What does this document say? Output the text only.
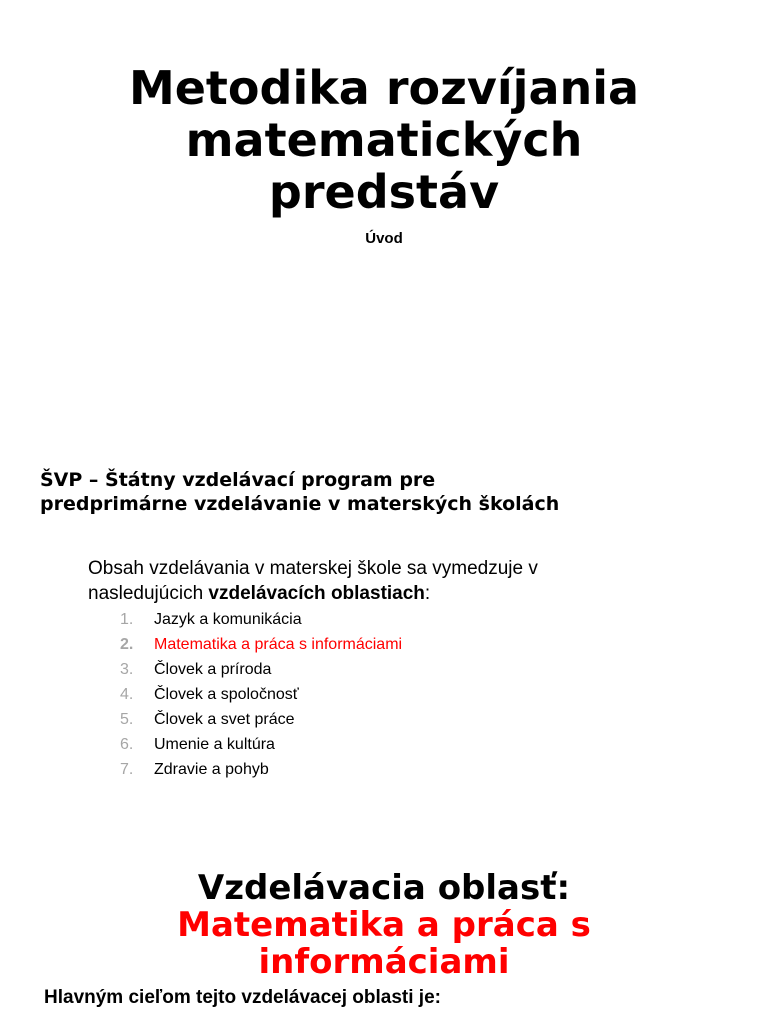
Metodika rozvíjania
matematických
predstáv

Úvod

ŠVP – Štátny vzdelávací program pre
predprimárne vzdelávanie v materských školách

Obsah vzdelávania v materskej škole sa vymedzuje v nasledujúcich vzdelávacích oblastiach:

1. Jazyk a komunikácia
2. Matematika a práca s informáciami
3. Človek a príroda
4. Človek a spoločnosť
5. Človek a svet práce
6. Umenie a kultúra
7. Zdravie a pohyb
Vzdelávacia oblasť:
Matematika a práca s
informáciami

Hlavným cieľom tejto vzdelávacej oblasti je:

☆ ☆ ☆ ☆ ☆

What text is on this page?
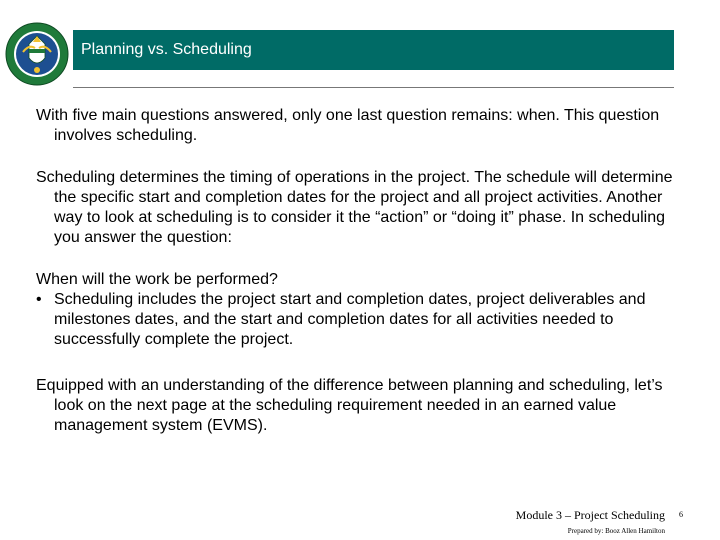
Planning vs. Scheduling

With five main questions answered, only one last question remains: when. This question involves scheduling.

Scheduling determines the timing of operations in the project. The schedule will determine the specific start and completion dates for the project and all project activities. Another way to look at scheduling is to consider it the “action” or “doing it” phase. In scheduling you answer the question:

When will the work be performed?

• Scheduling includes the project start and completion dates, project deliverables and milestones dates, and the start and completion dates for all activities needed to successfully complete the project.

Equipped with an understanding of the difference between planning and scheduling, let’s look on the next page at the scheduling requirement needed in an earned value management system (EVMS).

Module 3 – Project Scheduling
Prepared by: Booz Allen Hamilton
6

☆ ☆ ☆ ☆ ☆

● Exercise
Give only the count of lines in the data that include the string "completion".

● Problem solution
2